◆ **EXERCISE DIRECTIONS**: Retype all the records with nothing changed.

◆ **DATA**:
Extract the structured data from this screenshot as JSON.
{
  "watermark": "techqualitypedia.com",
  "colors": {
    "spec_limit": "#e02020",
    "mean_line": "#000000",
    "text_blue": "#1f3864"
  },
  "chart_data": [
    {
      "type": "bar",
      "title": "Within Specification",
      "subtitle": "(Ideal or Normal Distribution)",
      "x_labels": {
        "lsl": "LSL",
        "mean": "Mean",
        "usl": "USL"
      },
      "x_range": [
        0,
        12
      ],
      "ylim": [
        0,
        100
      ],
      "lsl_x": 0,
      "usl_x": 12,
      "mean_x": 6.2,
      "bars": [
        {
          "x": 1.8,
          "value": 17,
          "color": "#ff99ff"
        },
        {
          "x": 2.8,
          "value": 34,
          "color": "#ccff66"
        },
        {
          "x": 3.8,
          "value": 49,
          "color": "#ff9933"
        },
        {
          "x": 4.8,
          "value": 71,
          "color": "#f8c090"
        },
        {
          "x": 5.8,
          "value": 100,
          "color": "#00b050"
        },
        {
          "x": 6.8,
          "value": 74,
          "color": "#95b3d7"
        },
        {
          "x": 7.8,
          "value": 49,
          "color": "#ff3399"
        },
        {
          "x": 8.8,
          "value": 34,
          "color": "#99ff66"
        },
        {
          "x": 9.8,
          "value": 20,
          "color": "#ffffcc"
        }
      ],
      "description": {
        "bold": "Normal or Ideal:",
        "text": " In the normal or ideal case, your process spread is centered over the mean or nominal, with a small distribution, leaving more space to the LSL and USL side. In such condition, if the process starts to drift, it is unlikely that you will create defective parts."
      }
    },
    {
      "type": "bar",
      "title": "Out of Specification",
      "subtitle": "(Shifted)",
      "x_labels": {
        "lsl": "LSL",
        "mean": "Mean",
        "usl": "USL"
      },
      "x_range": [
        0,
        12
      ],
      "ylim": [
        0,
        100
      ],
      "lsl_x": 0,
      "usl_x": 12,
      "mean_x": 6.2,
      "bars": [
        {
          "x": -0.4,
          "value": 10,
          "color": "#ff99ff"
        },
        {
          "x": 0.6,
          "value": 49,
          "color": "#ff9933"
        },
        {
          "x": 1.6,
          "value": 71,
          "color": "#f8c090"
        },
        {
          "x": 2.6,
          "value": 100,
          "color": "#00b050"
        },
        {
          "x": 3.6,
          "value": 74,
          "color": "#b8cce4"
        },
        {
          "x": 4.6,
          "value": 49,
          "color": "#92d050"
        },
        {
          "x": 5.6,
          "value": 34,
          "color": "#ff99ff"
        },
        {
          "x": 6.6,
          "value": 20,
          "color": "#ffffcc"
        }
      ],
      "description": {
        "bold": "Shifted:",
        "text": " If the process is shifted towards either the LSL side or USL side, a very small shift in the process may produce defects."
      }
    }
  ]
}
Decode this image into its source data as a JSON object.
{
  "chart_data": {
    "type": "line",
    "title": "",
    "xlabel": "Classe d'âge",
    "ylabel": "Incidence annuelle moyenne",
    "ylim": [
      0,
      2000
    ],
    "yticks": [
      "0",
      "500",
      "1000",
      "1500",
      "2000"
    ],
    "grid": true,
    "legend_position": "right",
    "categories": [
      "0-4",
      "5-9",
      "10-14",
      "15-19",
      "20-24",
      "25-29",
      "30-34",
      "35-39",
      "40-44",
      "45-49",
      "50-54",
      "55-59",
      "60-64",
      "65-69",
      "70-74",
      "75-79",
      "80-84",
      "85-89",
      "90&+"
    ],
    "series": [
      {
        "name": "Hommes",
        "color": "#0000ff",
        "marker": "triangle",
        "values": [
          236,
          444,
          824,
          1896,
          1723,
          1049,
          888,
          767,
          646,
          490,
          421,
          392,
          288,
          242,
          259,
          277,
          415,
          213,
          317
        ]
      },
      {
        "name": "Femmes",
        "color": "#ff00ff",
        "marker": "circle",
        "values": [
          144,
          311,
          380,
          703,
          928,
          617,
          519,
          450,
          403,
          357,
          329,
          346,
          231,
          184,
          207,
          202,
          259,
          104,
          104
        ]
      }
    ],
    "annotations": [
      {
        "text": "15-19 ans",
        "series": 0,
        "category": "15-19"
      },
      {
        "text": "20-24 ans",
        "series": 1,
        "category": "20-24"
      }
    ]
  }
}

◆ **COMPLETED TASK**:
Extract the structured data from this screenshot as JSON.
{
  "watermark": "techqualitypedia.com",
  "colors": {
    "spec_limit": "#e02020",
    "mean_line": "#000000",
    "text_blue": "#1f3864"
  },
  "chart_data": [
    {
      "type": "bar",
      "title": "Within Specification",
      "subtitle": "(Ideal or Normal Distribution)",
      "x_labels": {
        "lsl": "LSL",
        "mean": "Mean",
        "usl": "USL"
      },
      "x_range": [
        0,
        12
      ],
      "ylim": [
        0,
        100
      ],
      "lsl_x": 0,
      "usl_x": 12,
      "mean_x": 6.2,
      "bars": [
        {
          "x": 1.8,
          "value": 17,
          "color": "#ff99ff"
        },
        {
          "x": 2.8,
          "value": 34,
          "color": "#ccff66"
        },
        {
          "x": 3.8,
          "value": 49,
          "color": "#ff9933"
        },
        {
          "x": 4.8,
          "value": 71,
          "color": "#f8c090"
        },
        {
          "x": 5.8,
          "value": 100,
          "color": "#00b050"
        },
        {
          "x": 6.8,
          "value": 74,
          "color": "#95b3d7"
        },
        {
          "x": 7.8,
          "value": 49,
          "color": "#ff3399"
        },
        {
          "x": 8.8,
          "value": 34,
          "color": "#99ff66"
        },
        {
          "x": 9.8,
          "value": 20,
          "color": "#ffffcc"
        }
      ],
      "description": {
        "bold": "Normal or Ideal:",
        "text": " In the normal or ideal case, your process spread is centered over the mean or nominal, with a small distribution, leaving more space to the LSL and USL side. In such condition, if the process starts to drift, it is unlikely that you will create defective parts."
      }
    },
    {
      "type": "bar",
      "title": "Out of Specification",
      "subtitle": "(Shifted)",
      "x_labels": {
        "lsl": "LSL",
        "mean": "Mean",
        "usl": "USL"
      },
      "x_range": [
        0,
        12
      ],
      "ylim": [
        0,
        100
      ],
      "lsl_x": 0,
      "usl_x": 12,
      "mean_x": 6.2,
      "bars": [
        {
          "x": -0.4,
          "value": 10,
          "color": "#ff99ff"
        },
        {
          "x": 0.6,
          "value": 49,
          "color": "#ff9933"
        },
        {
          "x": 1.6,
          "value": 71,
          "color": "#f8c090"
        },
        {
          "x": 2.6,
          "value": 100,
          "color": "#00b050"
        },
        {
          "x": 3.6,
          "value": 74,
          "color": "#b8cce4"
        },
        {
          "x": 4.6,
          "value": 49,
          "color": "#92d050"
        },
        {
          "x": 5.6,
          "value": 34,
          "color": "#ff99ff"
        },
        {
          "x": 6.6,
          "value": 20,
          "color": "#ffffcc"
        }
      ],
      "description": {
        "bold": "Shifted:",
        "text": " If the process is shifted towards either the LSL side or USL side, a very small shift in the process may produce defects."
      }
    }
  ]
}
Decode this image into its source data as a JSON object.
{
  "chart_data": {
    "type": "line",
    "title": "",
    "xlabel": "Classe d'âge",
    "ylabel": "Incidence annuelle moyenne",
    "ylim": [
      0,
      2000
    ],
    "yticks": [
      "0",
      "500",
      "1000",
      "1500",
      "2000"
    ],
    "grid": true,
    "legend_position": "right",
    "categories": [
      "0-4",
      "5-9",
      "10-14",
      "15-19",
      "20-24",
      "25-29",
      "30-34",
      "35-39",
      "40-44",
      "45-49",
      "50-54",
      "55-59",
      "60-64",
      "65-69",
      "70-74",
      "75-79",
      "80-84",
      "85-89",
      "90&+"
    ],
    "series": [
      {
        "name": "Hommes",
        "color": "#0000ff",
        "marker": "triangle",
        "values": [
          236,
          444,
          824,
          1896,
          1723,
          1049,
          888,
          767,
          646,
          490,
          421,
          392,
          288,
          242,
          259,
          277,
          415,
          213,
          317
        ]
      },
      {
        "name": "Femmes",
        "color": "#ff00ff",
        "marker": "circle",
        "values": [
          144,
          311,
          380,
          703,
          928,
          617,
          519,
          450,
          403,
          357,
          329,
          346,
          231,
          184,
          207,
          202,
          259,
          104,
          104
        ]
      }
    ],
    "annotations": [
      {
        "text": "15-19 ans",
        "series": 0,
        "category": "15-19"
      },
      {
        "text": "20-24 ans",
        "series": 1,
        "category": "20-24"
      }
    ]
  }
}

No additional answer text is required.